== What the task requires ==
Copy the lines word for word, beginning with the line that contains "Text: x: x <box>542 197 552 215</box>" and continuing through the end of the records.

== Records to use ==
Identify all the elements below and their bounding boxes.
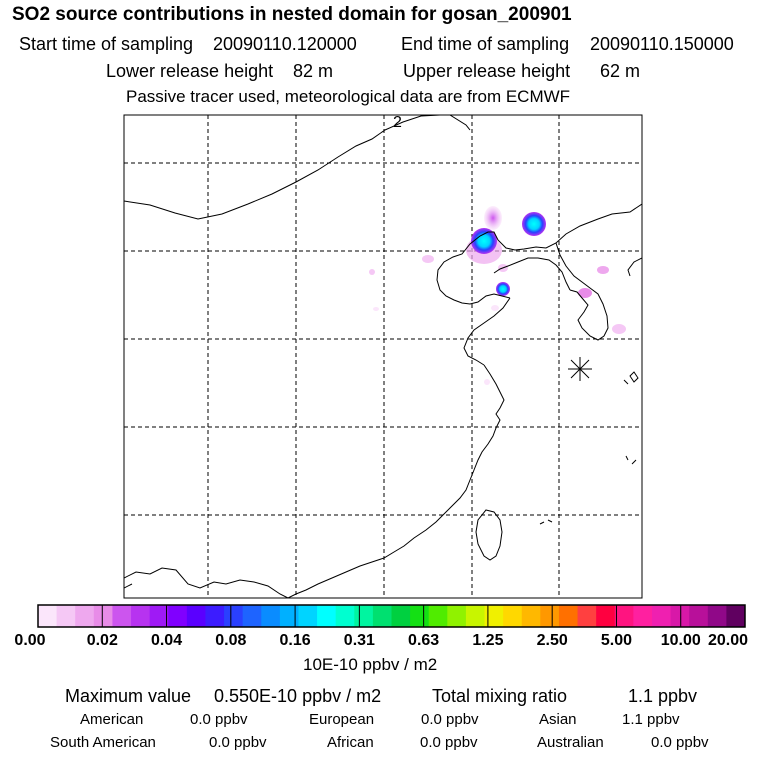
colorbar-tick-label: 0.63	[408, 632, 440, 649]
grid-lines	[124, 115, 642, 598]
colorbar-segment	[335, 605, 355, 627]
region-value: 0.0 ppbv	[209, 734, 267, 751]
colorbar-segment	[391, 605, 411, 627]
colorbar-segment	[484, 605, 504, 627]
colorbar-segment	[726, 605, 746, 627]
region-value: 0.0 ppbv	[420, 734, 478, 751]
region-value: 0.0 ppbv	[421, 711, 479, 728]
colorbar-segment	[168, 605, 188, 627]
lower-height-label: Lower release height	[106, 61, 274, 81]
region-value: 0.0 ppbv	[190, 711, 248, 728]
colorbar-segment	[707, 605, 727, 627]
start-time-label: Start time of sampling	[19, 34, 194, 54]
region-value: 0.0 ppbv	[651, 734, 709, 751]
colorbar-segment	[540, 605, 560, 627]
coastlines	[124, 115, 642, 598]
region-name: South American	[50, 734, 156, 751]
colorbar-tick-label: 0.04	[150, 632, 183, 649]
colorbar-tick-label: 0.00	[14, 632, 46, 649]
region-name: American	[80, 711, 144, 728]
colorbar-segment	[93, 605, 113, 627]
concentration-spots	[369, 206, 626, 385]
colorbar-tick-label: 0.31	[343, 632, 375, 649]
colorbar-segment	[651, 605, 672, 627]
region-name: Australian	[537, 734, 604, 751]
colorbar-segment	[410, 605, 430, 627]
chart-title: SO2 source contributions in nested domai…	[12, 4, 572, 25]
colorbar-segment	[503, 605, 523, 627]
colorbar-tick-label: 0.08	[215, 632, 247, 649]
colorbar-tick-label: 0.16	[279, 632, 311, 649]
end-time-value: 20090110.150000	[590, 34, 734, 54]
colorbar-segment	[317, 605, 337, 627]
colorbar-segment	[447, 605, 467, 627]
lower-height-value: 82 m	[293, 61, 334, 81]
colorbar-segment	[186, 605, 206, 627]
colorbar-segment	[279, 605, 299, 627]
colorbar-segment	[596, 605, 616, 627]
colorbar-segment	[224, 605, 244, 627]
map-frame	[123, 114, 643, 599]
colorbar-segment	[38, 605, 58, 627]
colorbar-segment	[689, 605, 709, 627]
colorbar-frame	[37, 604, 746, 628]
colorbar-segment	[614, 605, 634, 627]
total-mixing-value: 1.1 ppbv	[628, 686, 698, 706]
colorbar-segment	[242, 605, 262, 627]
colorbar-segment	[261, 605, 281, 627]
colorbar-tick-label: 10.00	[660, 632, 701, 649]
upper-height-value: 62 m	[600, 61, 641, 81]
colorbar-segment	[558, 605, 579, 627]
colorbar-segment	[633, 605, 653, 627]
colorbar-segment	[56, 605, 76, 627]
colorbar-tick-label: 1.25	[472, 632, 504, 649]
upper-height-label: Upper release height	[403, 61, 571, 81]
colorbar-segment	[131, 605, 151, 627]
colorbar-segment	[521, 605, 541, 627]
colorbar-segment	[465, 605, 486, 627]
colorbar-unit: 10E-10 ppbv / m2	[303, 655, 438, 674]
region-value: 1.1 ppbv	[622, 711, 680, 728]
colorbar-tick-label: 2.50	[536, 632, 568, 649]
region-name: European	[309, 711, 375, 728]
end-time-label: End time of sampling	[401, 34, 570, 54]
colorbar-tick-label: 5.00	[600, 632, 633, 649]
colorbar-segment	[372, 605, 392, 627]
tracer-note: Passive tracer used, meteorological data…	[126, 87, 571, 106]
colorbar-segment	[75, 605, 95, 627]
max-value: 0.550E-10 ppbv / m2	[214, 686, 382, 706]
colorbar	[38, 605, 746, 627]
start-time-value: 20090110.120000	[213, 34, 357, 54]
colorbar-tick-label: 0.02	[86, 632, 118, 649]
colorbar-segment	[149, 605, 169, 627]
region-name: African	[327, 734, 374, 751]
map-marker-label: 2	[393, 114, 402, 131]
region-name: Asian	[539, 711, 577, 728]
total-mixing-label: Total mixing ratio	[432, 686, 568, 706]
colorbar-segment	[205, 605, 225, 627]
colorbar-segment	[670, 605, 690, 627]
asterisk-icon	[568, 357, 592, 381]
colorbar-segment	[428, 605, 448, 627]
colorbar-tick-label: 20.00	[707, 632, 749, 649]
colorbar-segment	[298, 605, 318, 627]
max-value-label: Maximum value	[65, 686, 192, 706]
colorbar-segment	[577, 605, 597, 627]
colorbar-segment	[354, 605, 374, 627]
colorbar-segment	[112, 605, 132, 627]
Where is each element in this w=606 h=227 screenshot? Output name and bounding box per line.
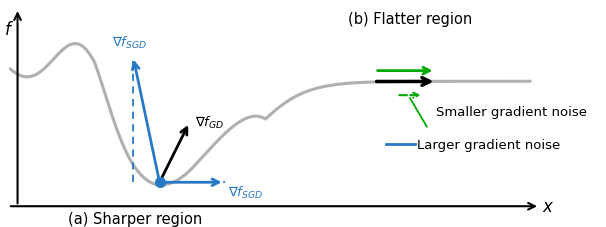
Text: x: x <box>542 197 552 215</box>
Text: Smaller gradient noise: Smaller gradient noise <box>436 105 587 118</box>
Text: (a) Sharper region: (a) Sharper region <box>68 211 202 226</box>
Text: $\nabla f_{GD}$: $\nabla f_{GD}$ <box>195 115 225 131</box>
Text: f: f <box>5 21 10 39</box>
Text: (b) Flatter region: (b) Flatter region <box>348 12 472 27</box>
Text: $\nabla f_{SGD}$: $\nabla f_{SGD}$ <box>112 35 147 51</box>
Text: Larger gradient noise: Larger gradient noise <box>417 138 561 151</box>
Text: $\nabla f_{SGD}$: $\nabla f_{SGD}$ <box>228 184 264 200</box>
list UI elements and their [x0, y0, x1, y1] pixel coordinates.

== Solution to this exercise ==
Text: x: x <box>542 197 552 215</box>
Text: Smaller gradient noise: Smaller gradient noise <box>436 105 587 118</box>
Text: (a) Sharper region: (a) Sharper region <box>68 211 202 226</box>
Text: $\nabla f_{GD}$: $\nabla f_{GD}$ <box>195 115 225 131</box>
Text: f: f <box>5 21 10 39</box>
Text: (b) Flatter region: (b) Flatter region <box>348 12 472 27</box>
Text: $\nabla f_{SGD}$: $\nabla f_{SGD}$ <box>112 35 147 51</box>
Text: Larger gradient noise: Larger gradient noise <box>417 138 561 151</box>
Text: $\nabla f_{SGD}$: $\nabla f_{SGD}$ <box>228 184 264 200</box>
list UI elements and their [x0, y0, x1, y1] pixel coordinates.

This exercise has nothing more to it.